- _PROBLEM REQUIREMENTS_
Lines holding the string "frac" are the ones to copy from this listing.

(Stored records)
--

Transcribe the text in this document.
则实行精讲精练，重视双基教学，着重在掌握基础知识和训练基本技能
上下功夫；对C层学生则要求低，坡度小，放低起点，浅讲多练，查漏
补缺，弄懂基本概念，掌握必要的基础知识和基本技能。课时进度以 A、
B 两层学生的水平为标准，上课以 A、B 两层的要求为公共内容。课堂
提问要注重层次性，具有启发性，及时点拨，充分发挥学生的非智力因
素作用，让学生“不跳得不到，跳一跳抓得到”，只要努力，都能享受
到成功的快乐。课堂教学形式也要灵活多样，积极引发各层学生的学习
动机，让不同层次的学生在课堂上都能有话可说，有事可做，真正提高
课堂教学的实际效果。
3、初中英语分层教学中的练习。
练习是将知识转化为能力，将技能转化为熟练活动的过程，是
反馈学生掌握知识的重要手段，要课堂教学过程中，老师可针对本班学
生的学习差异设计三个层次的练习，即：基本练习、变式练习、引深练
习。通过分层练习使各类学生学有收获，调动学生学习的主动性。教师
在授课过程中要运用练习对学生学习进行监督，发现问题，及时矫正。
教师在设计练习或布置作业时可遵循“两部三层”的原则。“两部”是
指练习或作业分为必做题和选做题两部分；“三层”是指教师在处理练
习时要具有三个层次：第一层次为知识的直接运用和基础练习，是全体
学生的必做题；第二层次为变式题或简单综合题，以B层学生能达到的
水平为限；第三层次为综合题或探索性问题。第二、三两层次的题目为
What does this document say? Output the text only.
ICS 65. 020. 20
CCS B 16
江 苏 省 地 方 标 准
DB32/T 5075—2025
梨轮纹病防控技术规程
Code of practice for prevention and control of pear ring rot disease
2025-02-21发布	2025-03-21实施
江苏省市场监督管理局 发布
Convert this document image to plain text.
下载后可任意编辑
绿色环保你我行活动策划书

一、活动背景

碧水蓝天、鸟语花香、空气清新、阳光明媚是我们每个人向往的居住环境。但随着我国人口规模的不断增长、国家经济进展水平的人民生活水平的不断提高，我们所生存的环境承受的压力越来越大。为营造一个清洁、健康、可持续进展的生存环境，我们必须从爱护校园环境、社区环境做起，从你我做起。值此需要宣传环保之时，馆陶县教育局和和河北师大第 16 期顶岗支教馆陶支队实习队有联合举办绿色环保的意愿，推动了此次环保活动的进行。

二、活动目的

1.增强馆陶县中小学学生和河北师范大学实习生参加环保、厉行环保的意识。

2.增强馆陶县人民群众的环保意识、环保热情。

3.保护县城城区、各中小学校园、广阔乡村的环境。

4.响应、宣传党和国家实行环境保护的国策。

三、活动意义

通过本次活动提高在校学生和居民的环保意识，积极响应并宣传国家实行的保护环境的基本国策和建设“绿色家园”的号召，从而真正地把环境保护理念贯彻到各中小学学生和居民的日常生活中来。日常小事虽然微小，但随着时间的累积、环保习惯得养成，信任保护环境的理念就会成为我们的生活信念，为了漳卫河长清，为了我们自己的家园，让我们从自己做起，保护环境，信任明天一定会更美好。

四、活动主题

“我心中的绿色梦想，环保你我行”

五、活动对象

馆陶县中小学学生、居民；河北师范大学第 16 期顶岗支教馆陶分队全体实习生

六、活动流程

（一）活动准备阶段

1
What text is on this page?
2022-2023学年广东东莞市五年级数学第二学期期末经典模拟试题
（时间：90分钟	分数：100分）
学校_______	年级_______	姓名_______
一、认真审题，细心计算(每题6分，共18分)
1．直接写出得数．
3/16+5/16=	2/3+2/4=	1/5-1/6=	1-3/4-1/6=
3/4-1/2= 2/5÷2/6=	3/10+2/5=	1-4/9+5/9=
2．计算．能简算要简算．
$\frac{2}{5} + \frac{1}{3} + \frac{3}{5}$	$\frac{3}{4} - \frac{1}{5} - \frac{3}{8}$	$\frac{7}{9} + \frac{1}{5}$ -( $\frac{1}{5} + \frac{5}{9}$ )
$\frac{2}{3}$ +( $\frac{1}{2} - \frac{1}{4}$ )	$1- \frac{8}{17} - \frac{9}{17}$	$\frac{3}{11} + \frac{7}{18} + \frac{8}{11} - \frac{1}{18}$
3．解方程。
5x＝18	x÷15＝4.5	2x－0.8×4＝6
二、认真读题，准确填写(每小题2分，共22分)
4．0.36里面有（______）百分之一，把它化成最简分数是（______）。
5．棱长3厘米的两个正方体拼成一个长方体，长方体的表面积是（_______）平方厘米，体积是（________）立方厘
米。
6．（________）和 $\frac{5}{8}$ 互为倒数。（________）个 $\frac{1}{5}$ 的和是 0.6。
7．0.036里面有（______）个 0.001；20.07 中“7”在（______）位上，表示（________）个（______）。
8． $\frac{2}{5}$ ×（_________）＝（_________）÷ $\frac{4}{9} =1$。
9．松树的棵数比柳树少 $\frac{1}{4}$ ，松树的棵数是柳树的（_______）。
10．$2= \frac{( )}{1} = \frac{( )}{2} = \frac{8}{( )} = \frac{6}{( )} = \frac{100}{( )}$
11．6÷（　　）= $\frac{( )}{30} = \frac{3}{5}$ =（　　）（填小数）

--

- _FINAL ANSWER_
$\frac{2}{5} + \frac{1}{3} + \frac{3}{5}$	$\frac{3}{4} - \frac{1}{5} - \frac{3}{8}$	$\frac{7}{9} + \frac{1}{5}$ -( $\frac{1}{5} + \frac{5}{9}$ )
$\frac{2}{3}$ +( $\frac{1}{2} - \frac{1}{4}$ )	$1- \frac{8}{17} - \frac{9}{17}$	$\frac{3}{11} + \frac{7}{18} + \frac{8}{11} - \frac{1}{18}$
6．（________）和 $\frac{5}{8}$ 互为倒数。（________）个 $\frac{1}{5}$ 的和是 0.6。
8． $\frac{2}{5}$ ×（_________）＝（_________）÷ $\frac{4}{9} =1$。
9．松树的棵数比柳树少 $\frac{1}{4}$ ，松树的棵数是柳树的（_______）。
10．$2= \frac{( )}{1} = \frac{( )}{2} = \frac{8}{( )} = \frac{6}{( )} = \frac{100}{( )}$
11．6÷（　　）= $\frac{( )}{30} = \frac{3}{5}$ =（　　）（填小数）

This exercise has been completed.